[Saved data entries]
— start —
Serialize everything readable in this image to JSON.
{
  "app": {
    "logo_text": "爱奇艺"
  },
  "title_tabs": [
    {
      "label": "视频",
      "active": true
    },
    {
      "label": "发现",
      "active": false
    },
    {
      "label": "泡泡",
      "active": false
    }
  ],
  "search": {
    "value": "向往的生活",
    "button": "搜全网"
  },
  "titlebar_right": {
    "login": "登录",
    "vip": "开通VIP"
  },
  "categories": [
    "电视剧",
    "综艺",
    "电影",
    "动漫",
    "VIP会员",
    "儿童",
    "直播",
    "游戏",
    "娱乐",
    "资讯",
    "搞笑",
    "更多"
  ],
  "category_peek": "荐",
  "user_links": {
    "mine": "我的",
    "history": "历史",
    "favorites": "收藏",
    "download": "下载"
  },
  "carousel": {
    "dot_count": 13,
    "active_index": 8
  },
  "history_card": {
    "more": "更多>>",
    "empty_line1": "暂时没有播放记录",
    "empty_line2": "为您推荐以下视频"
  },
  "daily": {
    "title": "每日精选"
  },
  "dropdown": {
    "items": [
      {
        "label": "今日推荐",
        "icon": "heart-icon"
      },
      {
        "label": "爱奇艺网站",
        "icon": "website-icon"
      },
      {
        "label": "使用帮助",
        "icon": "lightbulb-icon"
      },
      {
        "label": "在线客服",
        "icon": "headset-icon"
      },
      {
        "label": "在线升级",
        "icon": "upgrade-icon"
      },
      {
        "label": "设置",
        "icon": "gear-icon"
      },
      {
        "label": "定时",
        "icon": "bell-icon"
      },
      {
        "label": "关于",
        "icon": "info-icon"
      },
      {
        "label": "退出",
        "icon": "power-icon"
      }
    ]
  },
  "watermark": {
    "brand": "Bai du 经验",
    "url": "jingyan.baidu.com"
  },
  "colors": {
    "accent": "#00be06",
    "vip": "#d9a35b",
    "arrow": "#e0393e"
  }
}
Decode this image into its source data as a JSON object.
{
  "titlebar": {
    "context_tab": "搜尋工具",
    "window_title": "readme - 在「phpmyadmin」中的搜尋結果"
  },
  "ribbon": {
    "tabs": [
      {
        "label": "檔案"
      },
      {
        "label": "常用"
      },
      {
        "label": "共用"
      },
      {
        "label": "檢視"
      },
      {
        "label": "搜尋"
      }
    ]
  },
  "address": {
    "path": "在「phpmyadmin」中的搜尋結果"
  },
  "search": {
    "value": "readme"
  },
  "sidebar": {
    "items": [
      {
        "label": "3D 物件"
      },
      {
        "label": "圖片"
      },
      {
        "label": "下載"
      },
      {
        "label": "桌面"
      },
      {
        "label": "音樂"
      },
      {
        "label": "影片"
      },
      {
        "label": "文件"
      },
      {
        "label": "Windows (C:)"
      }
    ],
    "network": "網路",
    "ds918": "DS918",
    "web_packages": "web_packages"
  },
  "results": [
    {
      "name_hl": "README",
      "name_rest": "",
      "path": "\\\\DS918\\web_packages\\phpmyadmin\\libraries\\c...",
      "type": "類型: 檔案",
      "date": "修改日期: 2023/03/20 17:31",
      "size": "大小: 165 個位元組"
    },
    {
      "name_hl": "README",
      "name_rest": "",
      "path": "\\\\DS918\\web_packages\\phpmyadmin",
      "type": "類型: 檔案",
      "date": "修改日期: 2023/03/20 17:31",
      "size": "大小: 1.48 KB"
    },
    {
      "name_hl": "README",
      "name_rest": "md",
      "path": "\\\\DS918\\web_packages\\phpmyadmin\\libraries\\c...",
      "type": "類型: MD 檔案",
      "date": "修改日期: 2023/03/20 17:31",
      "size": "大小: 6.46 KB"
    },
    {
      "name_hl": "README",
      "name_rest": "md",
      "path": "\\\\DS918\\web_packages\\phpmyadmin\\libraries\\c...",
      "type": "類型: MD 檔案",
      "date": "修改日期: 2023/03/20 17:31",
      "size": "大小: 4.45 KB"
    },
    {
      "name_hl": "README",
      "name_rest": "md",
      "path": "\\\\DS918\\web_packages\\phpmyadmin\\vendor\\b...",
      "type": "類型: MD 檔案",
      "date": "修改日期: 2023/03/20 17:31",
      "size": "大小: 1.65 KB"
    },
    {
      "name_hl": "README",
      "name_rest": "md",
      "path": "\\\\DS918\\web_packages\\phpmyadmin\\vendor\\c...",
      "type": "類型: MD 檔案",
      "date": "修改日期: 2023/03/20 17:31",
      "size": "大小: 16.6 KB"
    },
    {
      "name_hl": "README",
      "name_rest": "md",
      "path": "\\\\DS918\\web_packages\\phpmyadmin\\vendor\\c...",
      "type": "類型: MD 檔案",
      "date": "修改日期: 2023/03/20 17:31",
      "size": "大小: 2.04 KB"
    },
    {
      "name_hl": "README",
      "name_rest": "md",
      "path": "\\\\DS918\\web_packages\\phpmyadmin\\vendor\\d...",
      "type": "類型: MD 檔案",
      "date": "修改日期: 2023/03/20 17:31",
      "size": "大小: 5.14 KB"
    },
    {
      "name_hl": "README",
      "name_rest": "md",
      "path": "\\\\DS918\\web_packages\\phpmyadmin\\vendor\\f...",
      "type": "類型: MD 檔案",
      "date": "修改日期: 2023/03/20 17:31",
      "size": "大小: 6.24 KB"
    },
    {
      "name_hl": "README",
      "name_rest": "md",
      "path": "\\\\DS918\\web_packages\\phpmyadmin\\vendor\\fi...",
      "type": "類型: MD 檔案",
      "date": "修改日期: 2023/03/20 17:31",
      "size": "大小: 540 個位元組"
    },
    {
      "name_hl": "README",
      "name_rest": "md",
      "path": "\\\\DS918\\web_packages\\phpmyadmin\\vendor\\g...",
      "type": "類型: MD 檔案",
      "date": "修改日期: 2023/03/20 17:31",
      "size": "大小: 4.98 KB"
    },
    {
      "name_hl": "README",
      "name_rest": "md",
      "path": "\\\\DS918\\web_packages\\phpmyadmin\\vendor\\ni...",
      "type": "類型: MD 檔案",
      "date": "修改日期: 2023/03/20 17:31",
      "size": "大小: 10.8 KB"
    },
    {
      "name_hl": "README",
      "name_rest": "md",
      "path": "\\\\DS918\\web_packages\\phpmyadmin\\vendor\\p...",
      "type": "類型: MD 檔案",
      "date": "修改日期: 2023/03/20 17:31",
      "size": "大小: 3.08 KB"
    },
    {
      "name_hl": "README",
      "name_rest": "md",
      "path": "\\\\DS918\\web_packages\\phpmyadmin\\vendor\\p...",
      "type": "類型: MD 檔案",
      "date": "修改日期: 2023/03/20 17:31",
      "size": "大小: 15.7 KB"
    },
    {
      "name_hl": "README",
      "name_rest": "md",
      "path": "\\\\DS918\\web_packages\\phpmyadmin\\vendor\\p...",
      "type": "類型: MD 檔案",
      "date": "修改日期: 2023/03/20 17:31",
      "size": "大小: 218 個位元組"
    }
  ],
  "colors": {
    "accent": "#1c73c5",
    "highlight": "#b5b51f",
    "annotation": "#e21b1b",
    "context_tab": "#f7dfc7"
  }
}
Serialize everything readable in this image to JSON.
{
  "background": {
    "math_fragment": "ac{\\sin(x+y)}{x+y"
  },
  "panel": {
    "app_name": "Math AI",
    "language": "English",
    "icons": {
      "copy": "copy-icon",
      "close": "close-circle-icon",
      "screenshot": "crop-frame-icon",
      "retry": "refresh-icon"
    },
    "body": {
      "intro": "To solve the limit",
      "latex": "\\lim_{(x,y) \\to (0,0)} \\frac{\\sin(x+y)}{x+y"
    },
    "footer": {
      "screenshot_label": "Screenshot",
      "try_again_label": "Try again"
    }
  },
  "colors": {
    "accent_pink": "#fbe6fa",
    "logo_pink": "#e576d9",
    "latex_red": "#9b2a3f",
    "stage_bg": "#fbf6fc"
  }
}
— end —
> **YOUR INSTRUCTIONS**: Gather each line in the data that holds the string "中的搜尋結果".

> **SOLUTION**:
    "window_title": "readme - 在「phpmyadmin」中的搜尋結果"
    "path": "在「phpmyadmin」中的搜尋結果"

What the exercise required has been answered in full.